▶ _Exercise description_
Read through the entries below and return each line with the word "managed".
--- begin Entries ---
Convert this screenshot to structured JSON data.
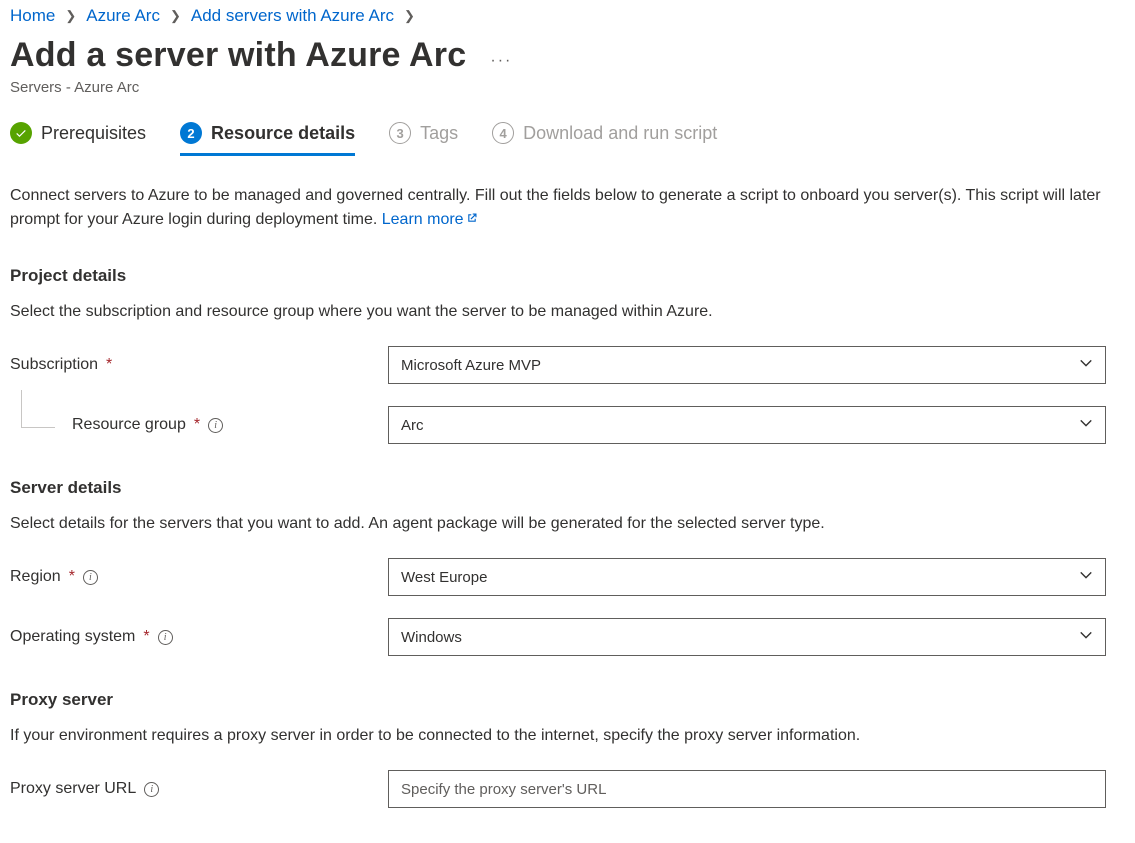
{
  "breadcrumb": [
    {
      "label": "Home"
    },
    {
      "label": "Azure Arc"
    },
    {
      "label": "Add servers with Azure Arc"
    }
  ],
  "title": "Add a server with Azure Arc",
  "subtitle": "Servers - Azure Arc",
  "steps": [
    {
      "label": "Prerequisites",
      "state": "completed"
    },
    {
      "num": "2",
      "label": "Resource details",
      "state": "active"
    },
    {
      "num": "3",
      "label": "Tags",
      "state": "todo"
    },
    {
      "num": "4",
      "label": "Download and run script",
      "state": "todo"
    }
  ],
  "intro_text": "Connect servers to Azure to be managed and governed centrally. Fill out the fields below to generate a script to onboard you server(s). This script will later prompt for your Azure login during deployment time. ",
  "learn_more_label": "Learn more",
  "sections": {
    "project": {
      "title": "Project details",
      "desc": "Select the subscription and resource group where you want the server to be managed within Azure.",
      "subscription_label": "Subscription",
      "subscription_value": "Microsoft Azure MVP",
      "resource_group_label": "Resource group",
      "resource_group_value": "Arc"
    },
    "server": {
      "title": "Server details",
      "desc": "Select details for the servers that you want to add. An agent package will be generated for the selected server type.",
      "region_label": "Region",
      "region_value": "West Europe",
      "os_label": "Operating system",
      "os_value": "Windows"
    },
    "proxy": {
      "title": "Proxy server",
      "desc": "If your environment requires a proxy server in order to be connected to the internet, specify the proxy server information.",
      "url_label": "Proxy server URL",
      "url_placeholder": "Specify the proxy server's URL"
    }
  }
}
--- end Entries ---
▶ _Completed task_
  "intro_text": "Connect servers to Azure to be managed and governed centrally. Fill out the fields below to generate a script to onboard you server(s). This script will later prompt for your Azure login during deployment time. ",
      "desc": "Select the subscription and resource group where you want the server to be managed within Azure.",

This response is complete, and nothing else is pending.